** Start of Information supplied **
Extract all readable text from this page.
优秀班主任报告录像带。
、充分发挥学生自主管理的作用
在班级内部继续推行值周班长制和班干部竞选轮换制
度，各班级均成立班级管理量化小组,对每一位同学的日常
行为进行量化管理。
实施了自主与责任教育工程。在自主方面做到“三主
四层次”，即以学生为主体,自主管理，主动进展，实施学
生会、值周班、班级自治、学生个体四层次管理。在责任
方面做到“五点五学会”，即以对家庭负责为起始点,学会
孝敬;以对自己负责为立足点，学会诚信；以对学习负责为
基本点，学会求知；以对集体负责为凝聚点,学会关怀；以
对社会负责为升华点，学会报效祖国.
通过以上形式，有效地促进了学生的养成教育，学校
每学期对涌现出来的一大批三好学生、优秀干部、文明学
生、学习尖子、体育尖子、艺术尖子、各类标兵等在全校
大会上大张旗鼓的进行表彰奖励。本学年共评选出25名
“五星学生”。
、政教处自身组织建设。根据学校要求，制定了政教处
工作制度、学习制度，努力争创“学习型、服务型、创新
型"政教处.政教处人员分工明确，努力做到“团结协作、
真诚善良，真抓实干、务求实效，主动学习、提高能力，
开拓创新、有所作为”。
** End of Information supplied **
Instruction:
In this exercise, repeat all entries exactly.

Solution:
Extract all readable text from this page.
优秀班主任报告录像带。
、充分发挥学生自主管理的作用
在班级内部继续推行值周班长制和班干部竞选轮换制
度，各班级均成立班级管理量化小组,对每一位同学的日常
行为进行量化管理。
实施了自主与责任教育工程。在自主方面做到“三主
四层次”，即以学生为主体,自主管理，主动进展，实施学
生会、值周班、班级自治、学生个体四层次管理。在责任
方面做到“五点五学会”，即以对家庭负责为起始点,学会
孝敬;以对自己负责为立足点，学会诚信；以对学习负责为
基本点，学会求知；以对集体负责为凝聚点,学会关怀；以
对社会负责为升华点，学会报效祖国.
通过以上形式，有效地促进了学生的养成教育，学校
每学期对涌现出来的一大批三好学生、优秀干部、文明学
生、学习尖子、体育尖子、艺术尖子、各类标兵等在全校
大会上大张旗鼓的进行表彰奖励。本学年共评选出25名
“五星学生”。
、政教处自身组织建设。根据学校要求，制定了政教处
工作制度、学习制度，努力争创“学习型、服务型、创新
型"政教处.政教处人员分工明确，努力做到“团结协作、
真诚善良，真抓实干、务求实效，主动学习、提高能力，
开拓创新、有所作为”。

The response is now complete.